WORK TO BE COMPLETED:
Identify all lines of the data containing the string "można" and copy them.

Data records:
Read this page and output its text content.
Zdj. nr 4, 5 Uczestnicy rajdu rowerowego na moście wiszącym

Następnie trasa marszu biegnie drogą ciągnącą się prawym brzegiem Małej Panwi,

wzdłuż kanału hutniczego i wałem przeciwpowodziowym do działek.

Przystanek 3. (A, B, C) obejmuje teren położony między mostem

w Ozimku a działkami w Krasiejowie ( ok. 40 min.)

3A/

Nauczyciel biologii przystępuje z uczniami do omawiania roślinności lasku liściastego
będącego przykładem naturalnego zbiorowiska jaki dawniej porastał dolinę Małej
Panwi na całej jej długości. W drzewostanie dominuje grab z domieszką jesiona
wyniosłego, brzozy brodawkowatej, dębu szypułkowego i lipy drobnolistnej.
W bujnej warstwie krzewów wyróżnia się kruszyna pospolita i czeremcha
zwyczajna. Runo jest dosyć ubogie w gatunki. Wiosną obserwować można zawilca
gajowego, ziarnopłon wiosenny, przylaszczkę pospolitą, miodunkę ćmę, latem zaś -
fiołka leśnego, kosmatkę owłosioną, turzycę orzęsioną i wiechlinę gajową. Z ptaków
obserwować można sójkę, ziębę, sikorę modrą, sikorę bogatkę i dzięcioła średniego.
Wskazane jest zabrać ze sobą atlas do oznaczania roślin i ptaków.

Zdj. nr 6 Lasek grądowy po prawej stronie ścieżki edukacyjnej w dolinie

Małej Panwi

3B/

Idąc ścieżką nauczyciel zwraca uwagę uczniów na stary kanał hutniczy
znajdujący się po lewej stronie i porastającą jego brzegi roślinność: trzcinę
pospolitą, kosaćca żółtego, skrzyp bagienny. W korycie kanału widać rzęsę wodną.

RESULT BELOW:
zwyczajna. Runo jest dosyć ubogie w gatunki. Wiosną obserwować można zawilca
obserwować można sójkę, ziębę, sikorę modrą, sikorę bogatkę i dzięcioła średniego.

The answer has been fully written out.